───── Information given
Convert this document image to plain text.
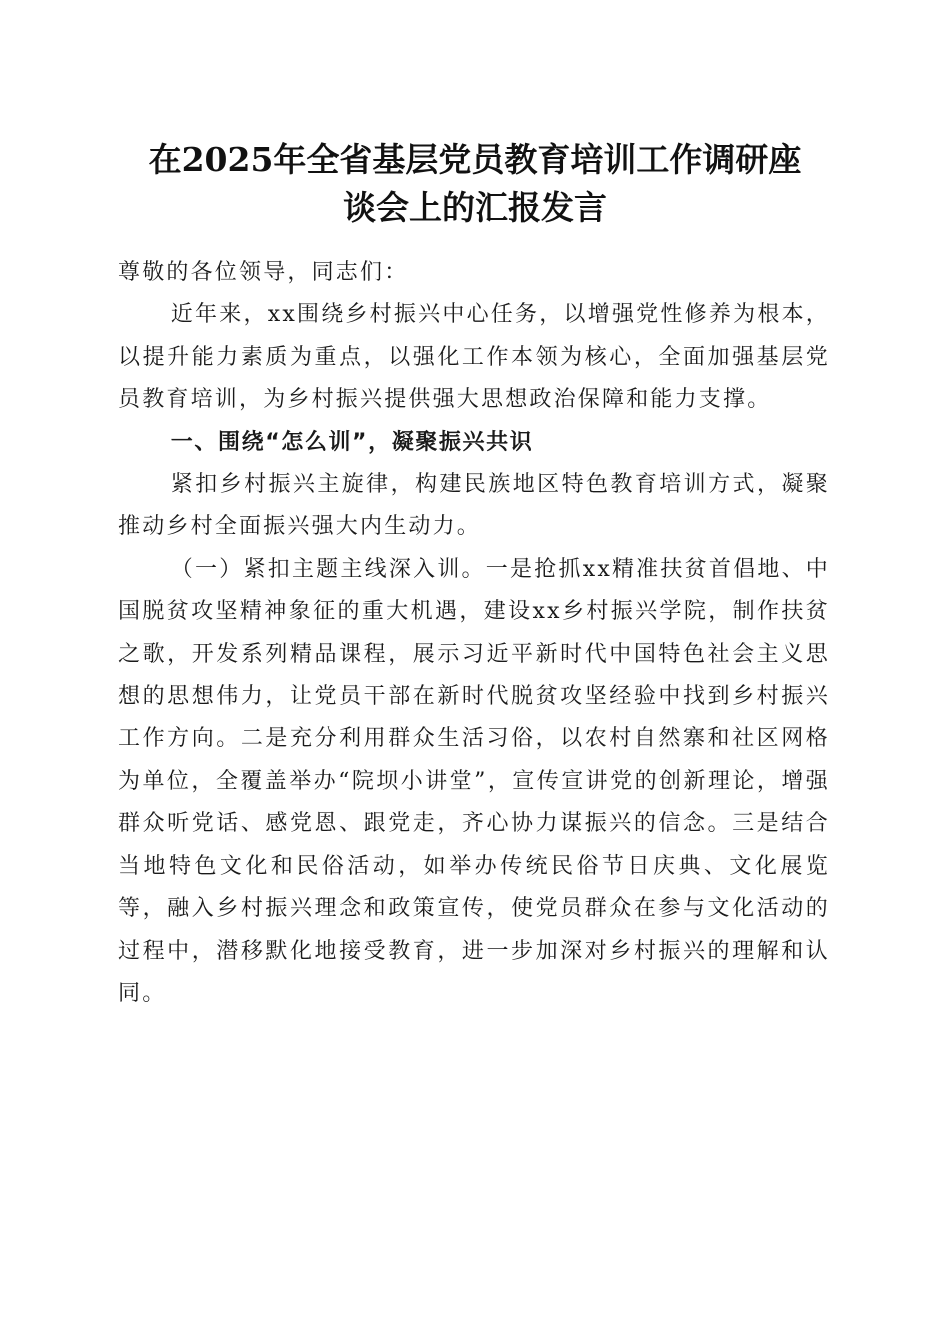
在2025年全省基层党员教育培训工作调研座
谈会上的汇报发言

尊敬的各位领导，同志们：

近年来，xx围绕乡村振兴中心任务，以增强党性修养为根本，以提升能力素质为重点，以强化工作本领为核心，全面加强基层党员教育培训，为乡村振兴提供强大思想政治保障和能力支撑。

一、围绕“怎么训”，凝聚振兴共识

紧扣乡村振兴主旋律，构建民族地区特色教育培训方式，凝聚推动乡村全面振兴强大内生动力。

（一）紧扣主题主线深入训。一是抢抓xx精准扶贫首倡地、中国脱贫攻坚精神象征的重大机遇，建设xx乡村振兴学院，制作扶贫之歌，开发系列精品课程，展示习近平新时代中国特色社会主义思想的思想伟力，让党员干部在新时代脱贫攻坚经验中找到乡村振兴工作方向。二是充分利用群众生活习俗，以农村自然寨和社区网格为单位，全覆盖举办“院坝小讲堂”，宣传宣讲党的创新理论，增强群众听党话、感党恩、跟党走，齐心协力谋振兴的信念。三是结合当地特色文化和民俗活动，如举办传统民俗节日庆典、文化展览等，融入乡村振兴理念和政策宣传，使党员群众在参与文化活动的过程中，潜移默化地接受教育，进一步加深对乡村振兴的理解和认同。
──────────
= Aim of the task =
Without the pictures, restate each entry exactly.

= The answer =
Convert this document image to plain text.
在2025年全省基层党员教育培训工作调研座
谈会上的汇报发言

尊敬的各位领导，同志们：

近年来，xx围绕乡村振兴中心任务，以增强党性修养为根本，以提升能力素质为重点，以强化工作本领为核心，全面加强基层党员教育培训，为乡村振兴提供强大思想政治保障和能力支撑。

一、围绕“怎么训”，凝聚振兴共识

紧扣乡村振兴主旋律，构建民族地区特色教育培训方式，凝聚推动乡村全面振兴强大内生动力。

（一）紧扣主题主线深入训。一是抢抓xx精准扶贫首倡地、中国脱贫攻坚精神象征的重大机遇，建设xx乡村振兴学院，制作扶贫之歌，开发系列精品课程，展示习近平新时代中国特色社会主义思想的思想伟力，让党员干部在新时代脱贫攻坚经验中找到乡村振兴工作方向。二是充分利用群众生活习俗，以农村自然寨和社区网格为单位，全覆盖举办“院坝小讲堂”，宣传宣讲党的创新理论，增强群众听党话、感党恩、跟党走，齐心协力谋振兴的信念。三是结合当地特色文化和民俗活动，如举办传统民俗节日庆典、文化展览等，融入乡村振兴理念和政策宣传，使党员群众在参与文化活动的过程中，潜移默化地接受教育，进一步加深对乡村振兴的理解和认同。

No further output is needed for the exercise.